GIVEN TASK ▸ Lines containing the word "title" should be extracted in full.

========================================================================

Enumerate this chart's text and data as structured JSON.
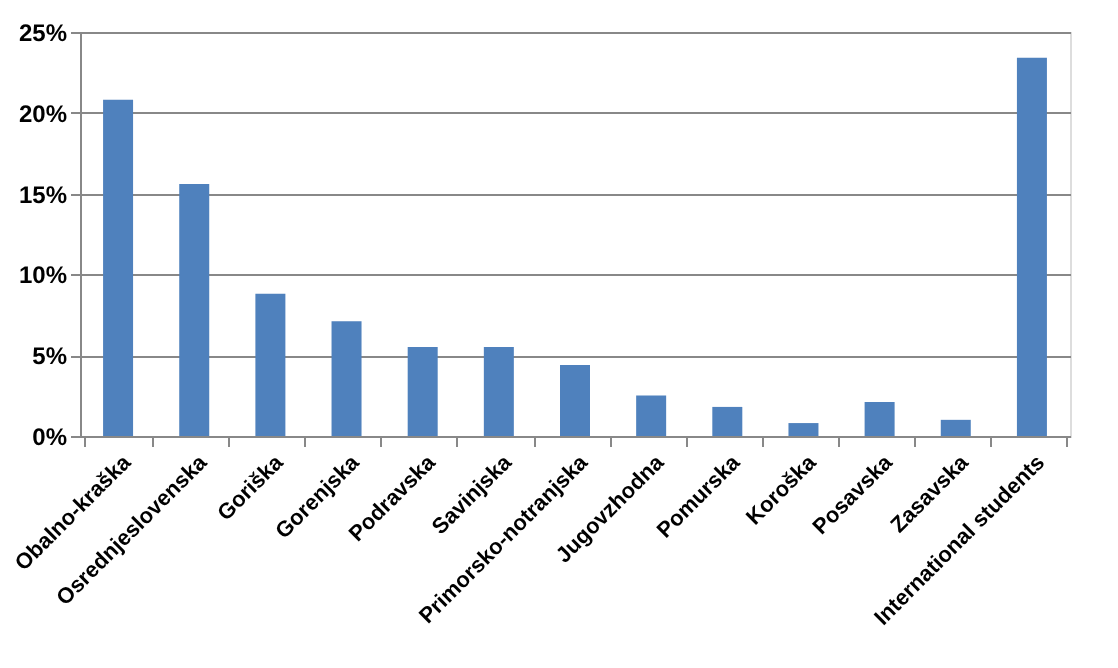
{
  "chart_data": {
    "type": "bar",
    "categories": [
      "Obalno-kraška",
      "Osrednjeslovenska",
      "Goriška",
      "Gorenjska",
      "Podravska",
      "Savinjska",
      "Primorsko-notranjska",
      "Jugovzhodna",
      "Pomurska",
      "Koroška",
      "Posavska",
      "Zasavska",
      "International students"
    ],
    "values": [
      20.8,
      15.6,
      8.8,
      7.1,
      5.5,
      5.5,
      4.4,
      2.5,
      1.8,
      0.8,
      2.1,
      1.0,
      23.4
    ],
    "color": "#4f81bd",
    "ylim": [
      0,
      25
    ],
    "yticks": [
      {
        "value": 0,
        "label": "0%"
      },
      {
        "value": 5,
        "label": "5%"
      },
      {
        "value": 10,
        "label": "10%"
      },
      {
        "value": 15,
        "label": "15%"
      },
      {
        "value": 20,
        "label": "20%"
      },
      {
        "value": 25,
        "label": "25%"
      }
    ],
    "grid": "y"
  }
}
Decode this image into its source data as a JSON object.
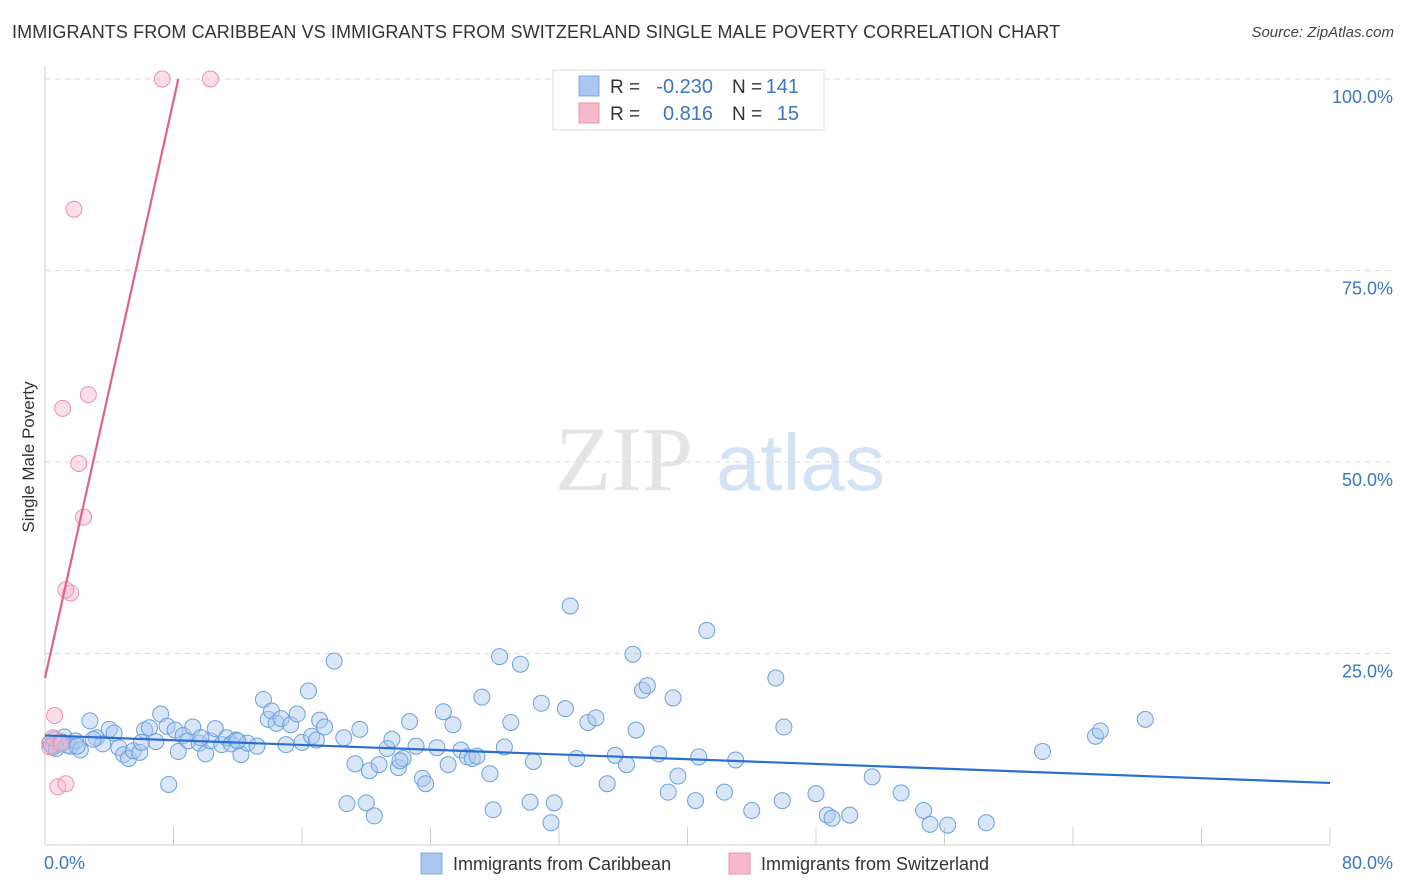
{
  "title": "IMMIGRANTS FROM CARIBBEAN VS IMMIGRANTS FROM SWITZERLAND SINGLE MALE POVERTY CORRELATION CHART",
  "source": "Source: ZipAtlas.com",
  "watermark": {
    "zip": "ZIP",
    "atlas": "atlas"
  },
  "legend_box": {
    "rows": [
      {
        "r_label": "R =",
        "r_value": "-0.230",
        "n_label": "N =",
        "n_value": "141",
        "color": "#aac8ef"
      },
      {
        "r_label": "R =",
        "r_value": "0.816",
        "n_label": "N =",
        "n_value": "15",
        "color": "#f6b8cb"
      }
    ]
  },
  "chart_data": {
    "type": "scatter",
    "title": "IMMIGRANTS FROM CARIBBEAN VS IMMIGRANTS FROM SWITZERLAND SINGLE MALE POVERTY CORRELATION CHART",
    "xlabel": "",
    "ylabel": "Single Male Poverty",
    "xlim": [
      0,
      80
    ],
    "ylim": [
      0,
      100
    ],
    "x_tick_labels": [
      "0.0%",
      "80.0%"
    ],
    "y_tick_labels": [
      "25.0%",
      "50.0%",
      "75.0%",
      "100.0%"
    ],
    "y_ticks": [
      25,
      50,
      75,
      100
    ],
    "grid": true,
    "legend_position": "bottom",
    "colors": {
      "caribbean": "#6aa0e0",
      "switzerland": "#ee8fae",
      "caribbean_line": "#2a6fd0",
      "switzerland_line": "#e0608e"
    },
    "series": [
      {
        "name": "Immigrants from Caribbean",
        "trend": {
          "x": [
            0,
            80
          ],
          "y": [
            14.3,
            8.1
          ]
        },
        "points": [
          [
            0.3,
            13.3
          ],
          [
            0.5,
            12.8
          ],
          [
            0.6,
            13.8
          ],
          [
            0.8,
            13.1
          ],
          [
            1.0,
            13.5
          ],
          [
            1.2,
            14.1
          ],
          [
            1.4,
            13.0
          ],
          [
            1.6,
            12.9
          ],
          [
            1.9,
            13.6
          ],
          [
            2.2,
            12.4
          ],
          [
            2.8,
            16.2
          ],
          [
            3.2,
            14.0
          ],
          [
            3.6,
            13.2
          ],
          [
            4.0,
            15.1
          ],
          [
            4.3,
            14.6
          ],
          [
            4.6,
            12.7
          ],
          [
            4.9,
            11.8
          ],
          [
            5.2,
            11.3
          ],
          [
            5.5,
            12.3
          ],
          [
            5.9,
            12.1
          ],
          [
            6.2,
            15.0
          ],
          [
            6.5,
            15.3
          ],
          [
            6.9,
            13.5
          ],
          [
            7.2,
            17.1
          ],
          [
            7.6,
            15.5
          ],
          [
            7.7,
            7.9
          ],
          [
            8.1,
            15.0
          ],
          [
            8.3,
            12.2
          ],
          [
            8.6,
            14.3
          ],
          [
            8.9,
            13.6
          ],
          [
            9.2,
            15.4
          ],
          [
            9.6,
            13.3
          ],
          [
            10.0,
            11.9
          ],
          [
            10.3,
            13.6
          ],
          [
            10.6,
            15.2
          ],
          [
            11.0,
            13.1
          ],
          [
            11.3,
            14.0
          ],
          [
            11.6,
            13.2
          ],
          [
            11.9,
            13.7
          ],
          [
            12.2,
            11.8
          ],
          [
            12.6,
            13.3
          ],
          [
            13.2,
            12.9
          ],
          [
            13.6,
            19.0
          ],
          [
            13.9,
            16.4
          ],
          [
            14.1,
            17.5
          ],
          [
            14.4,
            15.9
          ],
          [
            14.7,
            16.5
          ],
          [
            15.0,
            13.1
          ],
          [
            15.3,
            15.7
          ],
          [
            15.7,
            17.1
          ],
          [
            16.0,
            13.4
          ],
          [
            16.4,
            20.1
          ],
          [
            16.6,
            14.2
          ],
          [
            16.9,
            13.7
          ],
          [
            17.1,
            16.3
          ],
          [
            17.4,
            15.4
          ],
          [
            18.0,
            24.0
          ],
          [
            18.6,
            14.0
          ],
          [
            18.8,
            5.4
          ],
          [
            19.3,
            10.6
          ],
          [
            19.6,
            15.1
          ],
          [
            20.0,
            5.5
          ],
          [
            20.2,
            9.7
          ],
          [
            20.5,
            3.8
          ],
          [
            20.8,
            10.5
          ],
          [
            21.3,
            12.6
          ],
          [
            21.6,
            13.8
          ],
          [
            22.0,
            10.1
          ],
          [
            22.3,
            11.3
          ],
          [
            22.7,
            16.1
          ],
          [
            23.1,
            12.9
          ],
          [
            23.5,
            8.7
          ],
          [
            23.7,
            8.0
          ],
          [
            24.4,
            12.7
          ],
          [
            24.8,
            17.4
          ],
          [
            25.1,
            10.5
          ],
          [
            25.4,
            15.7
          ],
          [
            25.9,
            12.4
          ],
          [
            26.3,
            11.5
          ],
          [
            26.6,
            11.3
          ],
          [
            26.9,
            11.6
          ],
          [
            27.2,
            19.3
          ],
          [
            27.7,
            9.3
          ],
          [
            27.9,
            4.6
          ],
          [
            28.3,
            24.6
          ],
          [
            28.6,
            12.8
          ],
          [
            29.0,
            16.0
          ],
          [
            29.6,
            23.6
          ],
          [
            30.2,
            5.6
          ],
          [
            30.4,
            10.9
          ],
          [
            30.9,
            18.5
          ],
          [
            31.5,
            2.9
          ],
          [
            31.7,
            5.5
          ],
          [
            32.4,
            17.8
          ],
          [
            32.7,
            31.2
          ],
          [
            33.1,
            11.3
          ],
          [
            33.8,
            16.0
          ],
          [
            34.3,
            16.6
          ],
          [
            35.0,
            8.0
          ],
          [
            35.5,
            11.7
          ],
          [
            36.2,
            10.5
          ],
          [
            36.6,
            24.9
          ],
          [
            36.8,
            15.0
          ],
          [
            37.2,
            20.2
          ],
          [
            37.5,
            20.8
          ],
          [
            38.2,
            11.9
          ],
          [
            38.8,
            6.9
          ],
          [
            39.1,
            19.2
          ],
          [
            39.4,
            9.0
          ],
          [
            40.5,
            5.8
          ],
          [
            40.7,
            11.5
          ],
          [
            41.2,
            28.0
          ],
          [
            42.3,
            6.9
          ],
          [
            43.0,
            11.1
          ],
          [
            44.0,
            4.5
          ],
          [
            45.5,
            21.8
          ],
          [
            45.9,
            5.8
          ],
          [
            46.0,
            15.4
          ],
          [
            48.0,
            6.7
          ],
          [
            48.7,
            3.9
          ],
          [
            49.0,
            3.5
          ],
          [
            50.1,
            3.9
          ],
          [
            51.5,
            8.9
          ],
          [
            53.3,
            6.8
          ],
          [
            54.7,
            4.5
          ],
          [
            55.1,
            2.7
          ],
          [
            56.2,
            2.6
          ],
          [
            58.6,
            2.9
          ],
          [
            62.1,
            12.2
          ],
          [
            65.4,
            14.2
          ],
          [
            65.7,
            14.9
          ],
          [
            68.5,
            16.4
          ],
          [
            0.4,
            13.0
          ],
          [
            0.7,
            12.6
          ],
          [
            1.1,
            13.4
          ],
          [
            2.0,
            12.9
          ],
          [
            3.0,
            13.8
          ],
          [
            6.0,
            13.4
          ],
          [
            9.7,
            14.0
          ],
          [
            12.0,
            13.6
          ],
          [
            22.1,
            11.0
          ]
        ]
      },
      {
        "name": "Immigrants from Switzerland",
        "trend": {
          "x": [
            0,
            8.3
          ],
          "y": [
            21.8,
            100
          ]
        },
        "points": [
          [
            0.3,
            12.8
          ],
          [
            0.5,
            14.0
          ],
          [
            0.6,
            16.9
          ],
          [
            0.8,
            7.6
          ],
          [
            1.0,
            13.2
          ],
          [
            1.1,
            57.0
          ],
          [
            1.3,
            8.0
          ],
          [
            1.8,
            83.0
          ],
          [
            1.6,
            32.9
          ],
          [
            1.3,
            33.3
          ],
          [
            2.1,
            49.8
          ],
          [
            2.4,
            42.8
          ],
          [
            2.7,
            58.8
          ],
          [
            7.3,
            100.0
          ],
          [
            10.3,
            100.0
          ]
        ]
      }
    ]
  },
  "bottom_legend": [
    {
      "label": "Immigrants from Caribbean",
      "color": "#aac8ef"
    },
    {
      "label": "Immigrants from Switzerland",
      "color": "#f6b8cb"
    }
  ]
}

========================================================================

PROBLEM SOLUTION ▸
  "title": "IMMIGRANTS FROM CARIBBEAN VS IMMIGRANTS FROM SWITZERLAND SINGLE MALE POVERTY CORRELATION CHART",
    "title": "IMMIGRANTS FROM CARIBBEAN VS IMMIGRANTS FROM SWITZERLAND SINGLE MALE POVERTY CORRELATION CHART",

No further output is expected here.